> _Aim of the task_: Quote exactly, and only, the lines from the one with "Read out every word on this page." through the end of the listing.

*** The data

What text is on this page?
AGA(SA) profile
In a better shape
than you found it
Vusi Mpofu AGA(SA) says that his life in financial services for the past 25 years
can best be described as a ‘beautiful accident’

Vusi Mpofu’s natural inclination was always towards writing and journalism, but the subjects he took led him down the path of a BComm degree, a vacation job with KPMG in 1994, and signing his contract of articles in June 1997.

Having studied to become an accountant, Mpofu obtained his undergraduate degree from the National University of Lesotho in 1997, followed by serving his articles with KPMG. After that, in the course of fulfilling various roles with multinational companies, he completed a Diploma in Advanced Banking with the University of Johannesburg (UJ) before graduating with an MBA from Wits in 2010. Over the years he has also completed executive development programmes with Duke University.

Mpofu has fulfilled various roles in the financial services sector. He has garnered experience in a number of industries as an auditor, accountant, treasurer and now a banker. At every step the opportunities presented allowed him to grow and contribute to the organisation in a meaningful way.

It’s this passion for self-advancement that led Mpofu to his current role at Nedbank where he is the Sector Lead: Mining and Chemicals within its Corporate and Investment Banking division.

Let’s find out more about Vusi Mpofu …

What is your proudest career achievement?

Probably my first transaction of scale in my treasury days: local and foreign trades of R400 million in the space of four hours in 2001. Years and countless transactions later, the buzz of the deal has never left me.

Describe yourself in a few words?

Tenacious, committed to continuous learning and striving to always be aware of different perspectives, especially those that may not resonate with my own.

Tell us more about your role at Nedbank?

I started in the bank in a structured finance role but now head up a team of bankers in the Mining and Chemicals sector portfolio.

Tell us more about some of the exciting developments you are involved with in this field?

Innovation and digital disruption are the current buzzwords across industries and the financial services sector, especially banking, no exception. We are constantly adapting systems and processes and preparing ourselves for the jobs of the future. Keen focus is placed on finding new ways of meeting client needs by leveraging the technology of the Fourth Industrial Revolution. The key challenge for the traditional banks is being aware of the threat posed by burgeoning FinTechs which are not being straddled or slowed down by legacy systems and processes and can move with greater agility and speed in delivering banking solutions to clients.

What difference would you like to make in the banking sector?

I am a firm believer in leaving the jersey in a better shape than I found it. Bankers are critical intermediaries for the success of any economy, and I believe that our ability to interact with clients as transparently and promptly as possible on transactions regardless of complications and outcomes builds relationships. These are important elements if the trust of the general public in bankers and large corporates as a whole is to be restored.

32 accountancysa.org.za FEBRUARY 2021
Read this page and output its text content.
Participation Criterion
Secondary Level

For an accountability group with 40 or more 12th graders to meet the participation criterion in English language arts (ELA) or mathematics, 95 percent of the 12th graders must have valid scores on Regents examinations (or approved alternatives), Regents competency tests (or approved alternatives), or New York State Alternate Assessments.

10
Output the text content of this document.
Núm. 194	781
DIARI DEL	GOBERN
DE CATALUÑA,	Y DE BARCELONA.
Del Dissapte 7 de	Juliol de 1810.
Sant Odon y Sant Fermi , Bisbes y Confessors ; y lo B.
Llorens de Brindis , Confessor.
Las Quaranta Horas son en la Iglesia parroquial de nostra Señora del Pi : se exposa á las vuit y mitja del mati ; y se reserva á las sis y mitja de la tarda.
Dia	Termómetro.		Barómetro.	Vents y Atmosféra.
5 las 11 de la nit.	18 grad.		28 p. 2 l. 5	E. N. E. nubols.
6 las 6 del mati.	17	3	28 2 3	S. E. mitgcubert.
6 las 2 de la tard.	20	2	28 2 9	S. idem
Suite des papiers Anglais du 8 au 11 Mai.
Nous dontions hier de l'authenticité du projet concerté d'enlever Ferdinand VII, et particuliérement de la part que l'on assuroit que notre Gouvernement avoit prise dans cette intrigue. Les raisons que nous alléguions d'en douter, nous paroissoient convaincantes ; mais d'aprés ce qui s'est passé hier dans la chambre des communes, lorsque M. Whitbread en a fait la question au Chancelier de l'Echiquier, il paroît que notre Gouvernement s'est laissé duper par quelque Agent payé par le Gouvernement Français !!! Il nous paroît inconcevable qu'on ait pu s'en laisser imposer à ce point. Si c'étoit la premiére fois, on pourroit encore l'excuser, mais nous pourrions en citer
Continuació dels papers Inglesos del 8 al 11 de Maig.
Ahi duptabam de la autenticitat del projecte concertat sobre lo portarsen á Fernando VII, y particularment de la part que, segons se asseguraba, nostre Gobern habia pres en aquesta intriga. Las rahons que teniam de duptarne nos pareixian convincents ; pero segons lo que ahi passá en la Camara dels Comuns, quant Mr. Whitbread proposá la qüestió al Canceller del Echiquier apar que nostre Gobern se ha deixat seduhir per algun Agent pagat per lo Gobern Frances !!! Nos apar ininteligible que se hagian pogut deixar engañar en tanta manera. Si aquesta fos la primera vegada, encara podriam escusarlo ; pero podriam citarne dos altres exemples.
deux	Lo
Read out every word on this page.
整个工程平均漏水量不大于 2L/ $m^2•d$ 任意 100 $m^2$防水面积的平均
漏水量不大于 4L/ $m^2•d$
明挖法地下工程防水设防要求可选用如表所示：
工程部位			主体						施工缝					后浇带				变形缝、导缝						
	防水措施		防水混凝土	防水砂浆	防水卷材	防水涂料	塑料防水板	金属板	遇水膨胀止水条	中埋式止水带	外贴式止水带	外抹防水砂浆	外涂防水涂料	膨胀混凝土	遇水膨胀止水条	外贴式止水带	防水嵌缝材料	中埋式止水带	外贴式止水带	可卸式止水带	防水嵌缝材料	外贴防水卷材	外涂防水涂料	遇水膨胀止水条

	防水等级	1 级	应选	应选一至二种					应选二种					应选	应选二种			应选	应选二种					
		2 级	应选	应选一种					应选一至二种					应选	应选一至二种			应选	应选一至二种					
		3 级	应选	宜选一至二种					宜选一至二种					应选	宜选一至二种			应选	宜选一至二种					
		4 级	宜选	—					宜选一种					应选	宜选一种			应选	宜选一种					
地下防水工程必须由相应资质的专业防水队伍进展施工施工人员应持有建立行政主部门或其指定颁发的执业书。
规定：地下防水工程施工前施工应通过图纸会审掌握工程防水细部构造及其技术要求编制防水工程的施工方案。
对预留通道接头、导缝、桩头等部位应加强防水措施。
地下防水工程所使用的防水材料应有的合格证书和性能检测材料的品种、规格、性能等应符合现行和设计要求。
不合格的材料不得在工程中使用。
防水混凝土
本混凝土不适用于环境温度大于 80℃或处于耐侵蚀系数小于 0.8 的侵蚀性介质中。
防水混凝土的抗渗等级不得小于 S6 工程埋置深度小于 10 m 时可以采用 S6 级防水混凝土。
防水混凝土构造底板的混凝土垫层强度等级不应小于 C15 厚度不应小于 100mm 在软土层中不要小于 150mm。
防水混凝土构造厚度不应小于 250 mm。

******

> _Final result_:
Read out every word on this page.
整个工程平均漏水量不大于 2L/ $m^2•d$ 任意 100 $m^2$防水面积的平均
漏水量不大于 4L/ $m^2•d$
明挖法地下工程防水设防要求可选用如表所示：
工程部位			主体						施工缝					后浇带				变形缝、导缝						
	防水措施		防水混凝土	防水砂浆	防水卷材	防水涂料	塑料防水板	金属板	遇水膨胀止水条	中埋式止水带	外贴式止水带	外抹防水砂浆	外涂防水涂料	膨胀混凝土	遇水膨胀止水条	外贴式止水带	防水嵌缝材料	中埋式止水带	外贴式止水带	可卸式止水带	防水嵌缝材料	外贴防水卷材	外涂防水涂料	遇水膨胀止水条

	防水等级	1 级	应选	应选一至二种					应选二种					应选	应选二种			应选	应选二种					
		2 级	应选	应选一种					应选一至二种					应选	应选一至二种			应选	应选一至二种					
		3 级	应选	宜选一至二种					宜选一至二种					应选	宜选一至二种			应选	宜选一至二种					
		4 级	宜选	—					宜选一种					应选	宜选一种			应选	宜选一种					
地下防水工程必须由相应资质的专业防水队伍进展施工施工人员应持有建立行政主部门或其指定颁发的执业书。
规定：地下防水工程施工前施工应通过图纸会审掌握工程防水细部构造及其技术要求编制防水工程的施工方案。
对预留通道接头、导缝、桩头等部位应加强防水措施。
地下防水工程所使用的防水材料应有的合格证书和性能检测材料的品种、规格、性能等应符合现行和设计要求。
不合格的材料不得在工程中使用。
防水混凝土
本混凝土不适用于环境温度大于 80℃或处于耐侵蚀系数小于 0.8 的侵蚀性介质中。
防水混凝土的抗渗等级不得小于 S6 工程埋置深度小于 10 m 时可以采用 S6 级防水混凝土。
防水混凝土构造底板的混凝土垫层强度等级不应小于 C15 厚度不应小于 100mm 在软土层中不要小于 150mm。
防水混凝土构造厚度不应小于 250 mm。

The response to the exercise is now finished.